- [Task statement]:
Report how many lines in the records below contain the word "title". Give only the number.

- [Material provided]:
[START]
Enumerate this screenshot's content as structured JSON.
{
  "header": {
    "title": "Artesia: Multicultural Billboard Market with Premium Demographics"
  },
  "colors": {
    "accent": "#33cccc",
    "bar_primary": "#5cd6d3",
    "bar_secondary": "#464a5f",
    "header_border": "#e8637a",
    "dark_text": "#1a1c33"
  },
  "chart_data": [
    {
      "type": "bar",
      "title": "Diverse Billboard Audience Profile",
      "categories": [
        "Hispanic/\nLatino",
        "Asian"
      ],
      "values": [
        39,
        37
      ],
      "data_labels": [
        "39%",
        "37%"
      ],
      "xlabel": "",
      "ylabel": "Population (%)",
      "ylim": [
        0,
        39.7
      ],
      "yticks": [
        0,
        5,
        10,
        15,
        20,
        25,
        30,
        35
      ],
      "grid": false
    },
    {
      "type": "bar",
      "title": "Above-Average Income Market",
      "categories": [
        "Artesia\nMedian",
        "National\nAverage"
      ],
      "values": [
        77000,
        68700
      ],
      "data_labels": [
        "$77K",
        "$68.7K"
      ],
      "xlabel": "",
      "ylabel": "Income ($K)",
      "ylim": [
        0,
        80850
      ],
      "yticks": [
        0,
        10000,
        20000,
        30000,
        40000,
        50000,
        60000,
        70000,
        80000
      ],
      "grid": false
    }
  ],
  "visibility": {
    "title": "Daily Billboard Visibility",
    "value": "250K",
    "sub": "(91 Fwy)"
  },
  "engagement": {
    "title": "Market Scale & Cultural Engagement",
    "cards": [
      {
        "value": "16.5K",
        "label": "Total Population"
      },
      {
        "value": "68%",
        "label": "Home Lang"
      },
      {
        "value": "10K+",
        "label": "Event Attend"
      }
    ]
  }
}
[END]
- [Result of this exercise]:
5